◆ **Given request**
Only the pictures are to be left out; set down the rest of the records exactly.

╭─ Supplied material

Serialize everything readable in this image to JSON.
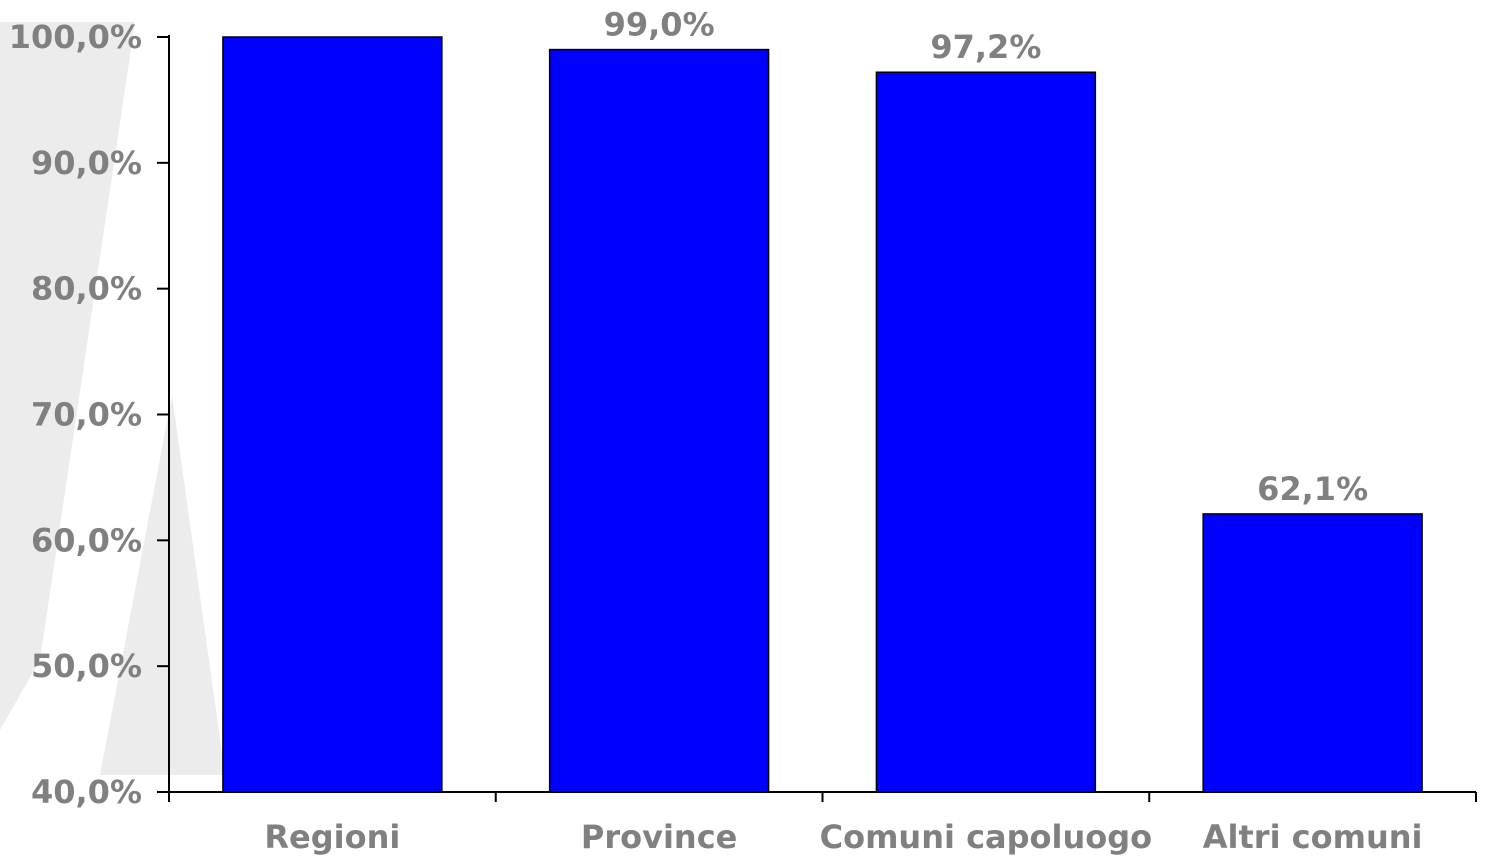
{
  "chart_data": {
    "type": "bar",
    "categories": [
      "Regioni",
      "Province",
      "Comuni capoluogo",
      "Altri comuni"
    ],
    "series": [
      {
        "values": [
          100.0,
          99.0,
          97.2,
          62.1
        ],
        "data_labels": [
          "",
          "99,0%",
          "97,2%",
          "62,1%"
        ],
        "color": "#0000ff"
      }
    ],
    "yticks": [
      40,
      50,
      60,
      70,
      80,
      90,
      100
    ],
    "ytick_labels": [
      "40,0%",
      "50,0%",
      "60,0%",
      "70,0%",
      "80,0%",
      "90,0%",
      "100,0%"
    ],
    "ylim": [
      40,
      100
    ],
    "title": "",
    "xlabel": "",
    "ylabel": "",
    "grid": false,
    "legend": "none",
    "colors": {
      "bar": "#0000ff",
      "bar_border": "#000000",
      "axis": "#000000",
      "text": "#808080",
      "background_shape": "#ececec"
    }
  }
}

╰─

◆ **Answer to the exercise**
Serialize everything readable in this image to JSON.
{
  "chart_data": {
    "type": "bar",
    "categories": [
      "Regioni",
      "Province",
      "Comuni capoluogo",
      "Altri comuni"
    ],
    "series": [
      {
        "values": [
          100.0,
          99.0,
          97.2,
          62.1
        ],
        "data_labels": [
          "",
          "99,0%",
          "97,2%",
          "62,1%"
        ],
        "color": "#0000ff"
      }
    ],
    "yticks": [
      40,
      50,
      60,
      70,
      80,
      90,
      100
    ],
    "ytick_labels": [
      "40,0%",
      "50,0%",
      "60,0%",
      "70,0%",
      "80,0%",
      "90,0%",
      "100,0%"
    ],
    "ylim": [
      40,
      100
    ],
    "title": "",
    "xlabel": "",
    "ylabel": "",
    "grid": false,
    "legend": "none",
    "colors": {
      "bar": "#0000ff",
      "bar_border": "#000000",
      "axis": "#000000",
      "text": "#808080",
      "background_shape": "#ececec"
    }
  }
}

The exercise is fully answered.